Collected data entries:

----------------

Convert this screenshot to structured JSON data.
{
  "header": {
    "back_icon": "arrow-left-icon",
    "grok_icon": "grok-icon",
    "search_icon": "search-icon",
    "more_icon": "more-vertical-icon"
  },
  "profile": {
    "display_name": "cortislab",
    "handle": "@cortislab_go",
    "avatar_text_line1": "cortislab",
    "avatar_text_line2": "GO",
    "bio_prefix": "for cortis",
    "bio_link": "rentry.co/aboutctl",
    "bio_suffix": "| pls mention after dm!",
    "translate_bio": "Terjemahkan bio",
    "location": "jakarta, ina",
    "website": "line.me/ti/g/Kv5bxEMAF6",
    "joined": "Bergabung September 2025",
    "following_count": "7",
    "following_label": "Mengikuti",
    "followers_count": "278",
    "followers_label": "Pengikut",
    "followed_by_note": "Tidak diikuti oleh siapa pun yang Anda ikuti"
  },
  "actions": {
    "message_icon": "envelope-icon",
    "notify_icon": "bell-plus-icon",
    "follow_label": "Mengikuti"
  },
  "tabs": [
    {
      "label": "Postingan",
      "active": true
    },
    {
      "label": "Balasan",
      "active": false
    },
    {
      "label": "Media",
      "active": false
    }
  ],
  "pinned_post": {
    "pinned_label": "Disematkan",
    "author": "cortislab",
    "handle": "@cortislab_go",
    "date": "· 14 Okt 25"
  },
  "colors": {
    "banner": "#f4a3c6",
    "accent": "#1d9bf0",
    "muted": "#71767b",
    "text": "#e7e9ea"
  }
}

----------------

*Challenge*. Make an exact copy of the listing, including every line.

*Result for this task*.
Convert this screenshot to structured JSON data.
{
  "header": {
    "back_icon": "arrow-left-icon",
    "grok_icon": "grok-icon",
    "search_icon": "search-icon",
    "more_icon": "more-vertical-icon"
  },
  "profile": {
    "display_name": "cortislab",
    "handle": "@cortislab_go",
    "avatar_text_line1": "cortislab",
    "avatar_text_line2": "GO",
    "bio_prefix": "for cortis",
    "bio_link": "rentry.co/aboutctl",
    "bio_suffix": "| pls mention after dm!",
    "translate_bio": "Terjemahkan bio",
    "location": "jakarta, ina",
    "website": "line.me/ti/g/Kv5bxEMAF6",
    "joined": "Bergabung September 2025",
    "following_count": "7",
    "following_label": "Mengikuti",
    "followers_count": "278",
    "followers_label": "Pengikut",
    "followed_by_note": "Tidak diikuti oleh siapa pun yang Anda ikuti"
  },
  "actions": {
    "message_icon": "envelope-icon",
    "notify_icon": "bell-plus-icon",
    "follow_label": "Mengikuti"
  },
  "tabs": [
    {
      "label": "Postingan",
      "active": true
    },
    {
      "label": "Balasan",
      "active": false
    },
    {
      "label": "Media",
      "active": false
    }
  ],
  "pinned_post": {
    "pinned_label": "Disematkan",
    "author": "cortislab",
    "handle": "@cortislab_go",
    "date": "· 14 Okt 25"
  },
  "colors": {
    "banner": "#f4a3c6",
    "accent": "#1d9bf0",
    "muted": "#71767b",
    "text": "#e7e9ea"
  }
}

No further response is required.